══ PROVIDED RECORDS

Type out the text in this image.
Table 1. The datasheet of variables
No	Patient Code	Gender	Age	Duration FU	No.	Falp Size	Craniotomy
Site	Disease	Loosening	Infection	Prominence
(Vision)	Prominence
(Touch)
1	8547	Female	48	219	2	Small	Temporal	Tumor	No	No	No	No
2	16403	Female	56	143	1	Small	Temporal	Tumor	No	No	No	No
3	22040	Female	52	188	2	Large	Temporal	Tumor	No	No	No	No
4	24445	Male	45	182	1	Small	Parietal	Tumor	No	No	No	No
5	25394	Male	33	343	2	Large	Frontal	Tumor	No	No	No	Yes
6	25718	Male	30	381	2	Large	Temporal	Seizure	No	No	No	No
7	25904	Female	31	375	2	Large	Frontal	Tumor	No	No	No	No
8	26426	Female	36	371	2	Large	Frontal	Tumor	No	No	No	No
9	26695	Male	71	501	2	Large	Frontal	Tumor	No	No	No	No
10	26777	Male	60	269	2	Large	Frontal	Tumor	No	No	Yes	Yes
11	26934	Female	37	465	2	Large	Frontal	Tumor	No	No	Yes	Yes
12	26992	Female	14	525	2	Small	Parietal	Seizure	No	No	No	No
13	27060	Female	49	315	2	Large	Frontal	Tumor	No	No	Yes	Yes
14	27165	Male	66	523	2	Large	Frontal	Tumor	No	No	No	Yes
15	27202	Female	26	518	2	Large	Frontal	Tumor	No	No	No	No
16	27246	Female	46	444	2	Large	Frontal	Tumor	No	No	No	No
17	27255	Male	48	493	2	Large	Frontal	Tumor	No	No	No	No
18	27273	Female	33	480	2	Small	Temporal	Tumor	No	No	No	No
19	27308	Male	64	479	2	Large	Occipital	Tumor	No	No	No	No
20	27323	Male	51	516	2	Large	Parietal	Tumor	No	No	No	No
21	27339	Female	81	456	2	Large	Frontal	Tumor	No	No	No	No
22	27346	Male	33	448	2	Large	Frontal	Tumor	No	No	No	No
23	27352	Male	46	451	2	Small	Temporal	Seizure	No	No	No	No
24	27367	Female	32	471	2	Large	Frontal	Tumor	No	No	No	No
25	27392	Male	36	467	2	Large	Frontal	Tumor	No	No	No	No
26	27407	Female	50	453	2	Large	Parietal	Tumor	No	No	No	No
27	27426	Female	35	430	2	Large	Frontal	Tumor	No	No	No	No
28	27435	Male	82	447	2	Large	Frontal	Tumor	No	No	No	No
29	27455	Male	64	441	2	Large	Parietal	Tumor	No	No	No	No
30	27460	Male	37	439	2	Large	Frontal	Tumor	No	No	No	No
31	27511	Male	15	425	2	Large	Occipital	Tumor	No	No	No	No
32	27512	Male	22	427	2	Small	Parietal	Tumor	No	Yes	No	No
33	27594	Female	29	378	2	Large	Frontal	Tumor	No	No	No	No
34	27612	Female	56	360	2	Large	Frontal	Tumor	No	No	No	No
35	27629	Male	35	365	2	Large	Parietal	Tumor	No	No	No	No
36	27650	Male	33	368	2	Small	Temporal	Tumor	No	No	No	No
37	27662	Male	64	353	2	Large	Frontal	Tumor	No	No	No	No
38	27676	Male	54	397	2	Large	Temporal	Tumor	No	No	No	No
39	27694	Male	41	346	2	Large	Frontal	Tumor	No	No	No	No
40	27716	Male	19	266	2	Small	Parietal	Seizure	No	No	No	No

════

→ **PROBLEM STATEMENT**: Copy out all the entries shown above, character for character.

→ **EXPECTED OUTPUT**:
Type out the text in this image.
Table 1. The datasheet of variables
No	Patient Code	Gender	Age	Duration FU	No.	Falp Size	Craniotomy
Site	Disease	Loosening	Infection	Prominence
(Vision)	Prominence
(Touch)
1	8547	Female	48	219	2	Small	Temporal	Tumor	No	No	No	No
2	16403	Female	56	143	1	Small	Temporal	Tumor	No	No	No	No
3	22040	Female	52	188	2	Large	Temporal	Tumor	No	No	No	No
4	24445	Male	45	182	1	Small	Parietal	Tumor	No	No	No	No
5	25394	Male	33	343	2	Large	Frontal	Tumor	No	No	No	Yes
6	25718	Male	30	381	2	Large	Temporal	Seizure	No	No	No	No
7	25904	Female	31	375	2	Large	Frontal	Tumor	No	No	No	No
8	26426	Female	36	371	2	Large	Frontal	Tumor	No	No	No	No
9	26695	Male	71	501	2	Large	Frontal	Tumor	No	No	No	No
10	26777	Male	60	269	2	Large	Frontal	Tumor	No	No	Yes	Yes
11	26934	Female	37	465	2	Large	Frontal	Tumor	No	No	Yes	Yes
12	26992	Female	14	525	2	Small	Parietal	Seizure	No	No	No	No
13	27060	Female	49	315	2	Large	Frontal	Tumor	No	No	Yes	Yes
14	27165	Male	66	523	2	Large	Frontal	Tumor	No	No	No	Yes
15	27202	Female	26	518	2	Large	Frontal	Tumor	No	No	No	No
16	27246	Female	46	444	2	Large	Frontal	Tumor	No	No	No	No
17	27255	Male	48	493	2	Large	Frontal	Tumor	No	No	No	No
18	27273	Female	33	480	2	Small	Temporal	Tumor	No	No	No	No
19	27308	Male	64	479	2	Large	Occipital	Tumor	No	No	No	No
20	27323	Male	51	516	2	Large	Parietal	Tumor	No	No	No	No
21	27339	Female	81	456	2	Large	Frontal	Tumor	No	No	No	No
22	27346	Male	33	448	2	Large	Frontal	Tumor	No	No	No	No
23	27352	Male	46	451	2	Small	Temporal	Seizure	No	No	No	No
24	27367	Female	32	471	2	Large	Frontal	Tumor	No	No	No	No
25	27392	Male	36	467	2	Large	Frontal	Tumor	No	No	No	No
26	27407	Female	50	453	2	Large	Parietal	Tumor	No	No	No	No
27	27426	Female	35	430	2	Large	Frontal	Tumor	No	No	No	No
28	27435	Male	82	447	2	Large	Frontal	Tumor	No	No	No	No
29	27455	Male	64	441	2	Large	Parietal	Tumor	No	No	No	No
30	27460	Male	37	439	2	Large	Frontal	Tumor	No	No	No	No
31	27511	Male	15	425	2	Large	Occipital	Tumor	No	No	No	No
32	27512	Male	22	427	2	Small	Parietal	Tumor	No	Yes	No	No
33	27594	Female	29	378	2	Large	Frontal	Tumor	No	No	No	No
34	27612	Female	56	360	2	Large	Frontal	Tumor	No	No	No	No
35	27629	Male	35	365	2	Large	Parietal	Tumor	No	No	No	No
36	27650	Male	33	368	2	Small	Temporal	Tumor	No	No	No	No
37	27662	Male	64	353	2	Large	Frontal	Tumor	No	No	No	No
38	27676	Male	54	397	2	Large	Temporal	Tumor	No	No	No	No
39	27694	Male	41	346	2	Large	Frontal	Tumor	No	No	No	No
40	27716	Male	19	266	2	Small	Parietal	Seizure	No	No	No	No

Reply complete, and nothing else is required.